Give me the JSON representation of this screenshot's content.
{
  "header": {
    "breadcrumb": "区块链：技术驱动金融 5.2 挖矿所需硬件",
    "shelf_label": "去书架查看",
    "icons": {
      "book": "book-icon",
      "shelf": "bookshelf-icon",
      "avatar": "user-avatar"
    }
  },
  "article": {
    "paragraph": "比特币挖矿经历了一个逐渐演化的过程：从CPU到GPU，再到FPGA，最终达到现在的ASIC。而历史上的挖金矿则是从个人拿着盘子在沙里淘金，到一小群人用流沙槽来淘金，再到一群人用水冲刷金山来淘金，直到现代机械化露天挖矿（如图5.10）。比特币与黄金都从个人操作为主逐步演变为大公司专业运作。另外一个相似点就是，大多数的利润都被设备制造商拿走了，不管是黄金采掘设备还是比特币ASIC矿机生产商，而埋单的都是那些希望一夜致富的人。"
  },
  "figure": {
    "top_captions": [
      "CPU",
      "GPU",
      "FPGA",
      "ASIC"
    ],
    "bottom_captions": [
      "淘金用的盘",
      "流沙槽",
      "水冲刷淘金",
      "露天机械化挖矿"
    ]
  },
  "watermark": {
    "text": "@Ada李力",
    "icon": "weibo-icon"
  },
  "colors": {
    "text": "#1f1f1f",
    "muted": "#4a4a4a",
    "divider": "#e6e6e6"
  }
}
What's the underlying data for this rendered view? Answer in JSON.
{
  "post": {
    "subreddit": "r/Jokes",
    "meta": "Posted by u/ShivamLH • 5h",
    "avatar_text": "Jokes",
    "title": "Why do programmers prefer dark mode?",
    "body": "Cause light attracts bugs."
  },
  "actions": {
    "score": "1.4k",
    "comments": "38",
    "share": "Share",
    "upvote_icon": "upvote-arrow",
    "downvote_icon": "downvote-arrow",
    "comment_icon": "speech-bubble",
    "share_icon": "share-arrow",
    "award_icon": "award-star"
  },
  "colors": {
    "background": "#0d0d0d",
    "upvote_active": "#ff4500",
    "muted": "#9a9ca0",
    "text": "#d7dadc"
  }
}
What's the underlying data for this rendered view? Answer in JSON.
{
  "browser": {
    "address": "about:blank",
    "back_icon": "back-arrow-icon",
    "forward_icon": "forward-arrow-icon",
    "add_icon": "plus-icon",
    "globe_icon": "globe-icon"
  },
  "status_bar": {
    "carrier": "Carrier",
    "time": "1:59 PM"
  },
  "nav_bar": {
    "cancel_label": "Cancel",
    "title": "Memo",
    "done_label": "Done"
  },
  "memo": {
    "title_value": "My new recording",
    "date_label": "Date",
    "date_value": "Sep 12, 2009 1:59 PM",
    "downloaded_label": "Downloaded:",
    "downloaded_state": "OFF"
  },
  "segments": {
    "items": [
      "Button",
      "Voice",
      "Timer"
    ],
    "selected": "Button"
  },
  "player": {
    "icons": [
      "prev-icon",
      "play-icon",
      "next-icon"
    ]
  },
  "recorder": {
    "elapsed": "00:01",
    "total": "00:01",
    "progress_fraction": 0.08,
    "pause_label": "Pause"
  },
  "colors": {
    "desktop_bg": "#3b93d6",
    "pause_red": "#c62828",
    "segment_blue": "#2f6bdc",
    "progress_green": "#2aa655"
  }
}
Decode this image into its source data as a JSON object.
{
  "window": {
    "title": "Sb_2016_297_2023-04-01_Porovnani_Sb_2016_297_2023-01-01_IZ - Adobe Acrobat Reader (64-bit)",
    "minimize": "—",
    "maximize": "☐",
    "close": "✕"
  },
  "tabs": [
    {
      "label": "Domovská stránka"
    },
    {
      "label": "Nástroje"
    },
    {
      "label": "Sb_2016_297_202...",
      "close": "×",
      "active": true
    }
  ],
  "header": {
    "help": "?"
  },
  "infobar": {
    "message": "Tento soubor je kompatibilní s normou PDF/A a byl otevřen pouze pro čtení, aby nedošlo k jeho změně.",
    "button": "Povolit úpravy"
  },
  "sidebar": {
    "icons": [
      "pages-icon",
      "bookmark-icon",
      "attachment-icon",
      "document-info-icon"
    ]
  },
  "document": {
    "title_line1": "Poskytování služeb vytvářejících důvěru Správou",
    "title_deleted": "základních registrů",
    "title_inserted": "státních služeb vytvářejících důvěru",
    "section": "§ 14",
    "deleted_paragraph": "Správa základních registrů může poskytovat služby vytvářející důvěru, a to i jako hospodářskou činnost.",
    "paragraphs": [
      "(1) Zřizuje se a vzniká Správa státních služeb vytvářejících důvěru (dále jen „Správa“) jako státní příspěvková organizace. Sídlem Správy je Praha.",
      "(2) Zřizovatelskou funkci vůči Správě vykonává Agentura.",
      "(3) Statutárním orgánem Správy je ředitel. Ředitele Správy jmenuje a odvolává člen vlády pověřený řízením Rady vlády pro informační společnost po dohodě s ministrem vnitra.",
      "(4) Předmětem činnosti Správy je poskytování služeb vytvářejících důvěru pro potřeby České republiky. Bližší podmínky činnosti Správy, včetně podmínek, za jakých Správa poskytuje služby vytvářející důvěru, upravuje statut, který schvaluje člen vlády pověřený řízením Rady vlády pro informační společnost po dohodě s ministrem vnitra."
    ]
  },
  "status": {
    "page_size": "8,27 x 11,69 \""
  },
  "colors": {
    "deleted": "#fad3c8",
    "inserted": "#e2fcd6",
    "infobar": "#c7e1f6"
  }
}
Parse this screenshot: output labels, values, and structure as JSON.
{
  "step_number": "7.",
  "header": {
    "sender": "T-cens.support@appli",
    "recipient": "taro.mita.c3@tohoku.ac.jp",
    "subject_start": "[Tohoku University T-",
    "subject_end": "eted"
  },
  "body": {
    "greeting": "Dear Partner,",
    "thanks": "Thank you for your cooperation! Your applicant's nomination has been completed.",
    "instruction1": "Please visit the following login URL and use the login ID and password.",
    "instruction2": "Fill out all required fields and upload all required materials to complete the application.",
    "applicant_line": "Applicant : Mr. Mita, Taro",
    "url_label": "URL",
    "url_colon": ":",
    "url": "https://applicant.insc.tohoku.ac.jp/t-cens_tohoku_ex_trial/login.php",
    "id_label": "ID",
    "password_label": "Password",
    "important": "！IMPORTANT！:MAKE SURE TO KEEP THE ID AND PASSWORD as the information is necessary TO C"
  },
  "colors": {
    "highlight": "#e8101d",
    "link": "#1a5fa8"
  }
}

> **GIVEN TASK**
Each line of the listing should be copied exactly.

> **FULL ANSWER**
Give me the JSON representation of this screenshot's content.
{
  "header": {
    "breadcrumb": "区块链：技术驱动金融 5.2 挖矿所需硬件",
    "shelf_label": "去书架查看",
    "icons": {
      "book": "book-icon",
      "shelf": "bookshelf-icon",
      "avatar": "user-avatar"
    }
  },
  "article": {
    "paragraph": "比特币挖矿经历了一个逐渐演化的过程：从CPU到GPU，再到FPGA，最终达到现在的ASIC。而历史上的挖金矿则是从个人拿着盘子在沙里淘金，到一小群人用流沙槽来淘金，再到一群人用水冲刷金山来淘金，直到现代机械化露天挖矿（如图5.10）。比特币与黄金都从个人操作为主逐步演变为大公司专业运作。另外一个相似点就是，大多数的利润都被设备制造商拿走了，不管是黄金采掘设备还是比特币ASIC矿机生产商，而埋单的都是那些希望一夜致富的人。"
  },
  "figure": {
    "top_captions": [
      "CPU",
      "GPU",
      "FPGA",
      "ASIC"
    ],
    "bottom_captions": [
      "淘金用的盘",
      "流沙槽",
      "水冲刷淘金",
      "露天机械化挖矿"
    ]
  },
  "watermark": {
    "text": "@Ada李力",
    "icon": "weibo-icon"
  },
  "colors": {
    "text": "#1f1f1f",
    "muted": "#4a4a4a",
    "divider": "#e6e6e6"
  }
}
What's the underlying data for this rendered view? Answer in JSON.
{
  "post": {
    "subreddit": "r/Jokes",
    "meta": "Posted by u/ShivamLH • 5h",
    "avatar_text": "Jokes",
    "title": "Why do programmers prefer dark mode?",
    "body": "Cause light attracts bugs."
  },
  "actions": {
    "score": "1.4k",
    "comments": "38",
    "share": "Share",
    "upvote_icon": "upvote-arrow",
    "downvote_icon": "downvote-arrow",
    "comment_icon": "speech-bubble",
    "share_icon": "share-arrow",
    "award_icon": "award-star"
  },
  "colors": {
    "background": "#0d0d0d",
    "upvote_active": "#ff4500",
    "muted": "#9a9ca0",
    "text": "#d7dadc"
  }
}
What's the underlying data for this rendered view? Answer in JSON.
{
  "browser": {
    "address": "about:blank",
    "back_icon": "back-arrow-icon",
    "forward_icon": "forward-arrow-icon",
    "add_icon": "plus-icon",
    "globe_icon": "globe-icon"
  },
  "status_bar": {
    "carrier": "Carrier",
    "time": "1:59 PM"
  },
  "nav_bar": {
    "cancel_label": "Cancel",
    "title": "Memo",
    "done_label": "Done"
  },
  "memo": {
    "title_value": "My new recording",
    "date_label": "Date",
    "date_value": "Sep 12, 2009 1:59 PM",
    "downloaded_label": "Downloaded:",
    "downloaded_state": "OFF"
  },
  "segments": {
    "items": [
      "Button",
      "Voice",
      "Timer"
    ],
    "selected": "Button"
  },
  "player": {
    "icons": [
      "prev-icon",
      "play-icon",
      "next-icon"
    ]
  },
  "recorder": {
    "elapsed": "00:01",
    "total": "00:01",
    "progress_fraction": 0.08,
    "pause_label": "Pause"
  },
  "colors": {
    "desktop_bg": "#3b93d6",
    "pause_red": "#c62828",
    "segment_blue": "#2f6bdc",
    "progress_green": "#2aa655"
  }
}
Decode this image into its source data as a JSON object.
{
  "window": {
    "title": "Sb_2016_297_2023-04-01_Porovnani_Sb_2016_297_2023-01-01_IZ - Adobe Acrobat Reader (64-bit)",
    "minimize": "—",
    "maximize": "☐",
    "close": "✕"
  },
  "tabs": [
    {
      "label": "Domovská stránka"
    },
    {
      "label": "Nástroje"
    },
    {
      "label": "Sb_2016_297_202...",
      "close": "×",
      "active": true
    }
  ],
  "header": {
    "help": "?"
  },
  "infobar": {
    "message": "Tento soubor je kompatibilní s normou PDF/A a byl otevřen pouze pro čtení, aby nedošlo k jeho změně.",
    "button": "Povolit úpravy"
  },
  "sidebar": {
    "icons": [
      "pages-icon",
      "bookmark-icon",
      "attachment-icon",
      "document-info-icon"
    ]
  },
  "document": {
    "title_line1": "Poskytování služeb vytvářejících důvěru Správou",
    "title_deleted": "základních registrů",
    "title_inserted": "státních služeb vytvářejících důvěru",
    "section": "§ 14",
    "deleted_paragraph": "Správa základních registrů může poskytovat služby vytvářející důvěru, a to i jako hospodářskou činnost.",
    "paragraphs": [
      "(1) Zřizuje se a vzniká Správa státních služeb vytvářejících důvěru (dále jen „Správa“) jako státní příspěvková organizace. Sídlem Správy je Praha.",
      "(2) Zřizovatelskou funkci vůči Správě vykonává Agentura.",
      "(3) Statutárním orgánem Správy je ředitel. Ředitele Správy jmenuje a odvolává člen vlády pověřený řízením Rady vlády pro informační společnost po dohodě s ministrem vnitra.",
      "(4) Předmětem činnosti Správy je poskytování služeb vytvářejících důvěru pro potřeby České republiky. Bližší podmínky činnosti Správy, včetně podmínek, za jakých Správa poskytuje služby vytvářející důvěru, upravuje statut, který schvaluje člen vlády pověřený řízením Rady vlády pro informační společnost po dohodě s ministrem vnitra."
    ]
  },
  "status": {
    "page_size": "8,27 x 11,69 \""
  },
  "colors": {
    "deleted": "#fad3c8",
    "inserted": "#e2fcd6",
    "infobar": "#c7e1f6"
  }
}
Parse this screenshot: output labels, values, and structure as JSON.
{
  "step_number": "7.",
  "header": {
    "sender": "T-cens.support@appli",
    "recipient": "taro.mita.c3@tohoku.ac.jp",
    "subject_start": "[Tohoku University T-",
    "subject_end": "eted"
  },
  "body": {
    "greeting": "Dear Partner,",
    "thanks": "Thank you for your cooperation! Your applicant's nomination has been completed.",
    "instruction1": "Please visit the following login URL and use the login ID and password.",
    "instruction2": "Fill out all required fields and upload all required materials to complete the application.",
    "applicant_line": "Applicant : Mr. Mita, Taro",
    "url_label": "URL",
    "url_colon": ":",
    "url": "https://applicant.insc.tohoku.ac.jp/t-cens_tohoku_ex_trial/login.php",
    "id_label": "ID",
    "password_label": "Password",
    "important": "！IMPORTANT！:MAKE SURE TO KEEP THE ID AND PASSWORD as the information is necessary TO C"
  },
  "colors": {
    "highlight": "#e8101d",
    "link": "#1a5fa8"
  }
}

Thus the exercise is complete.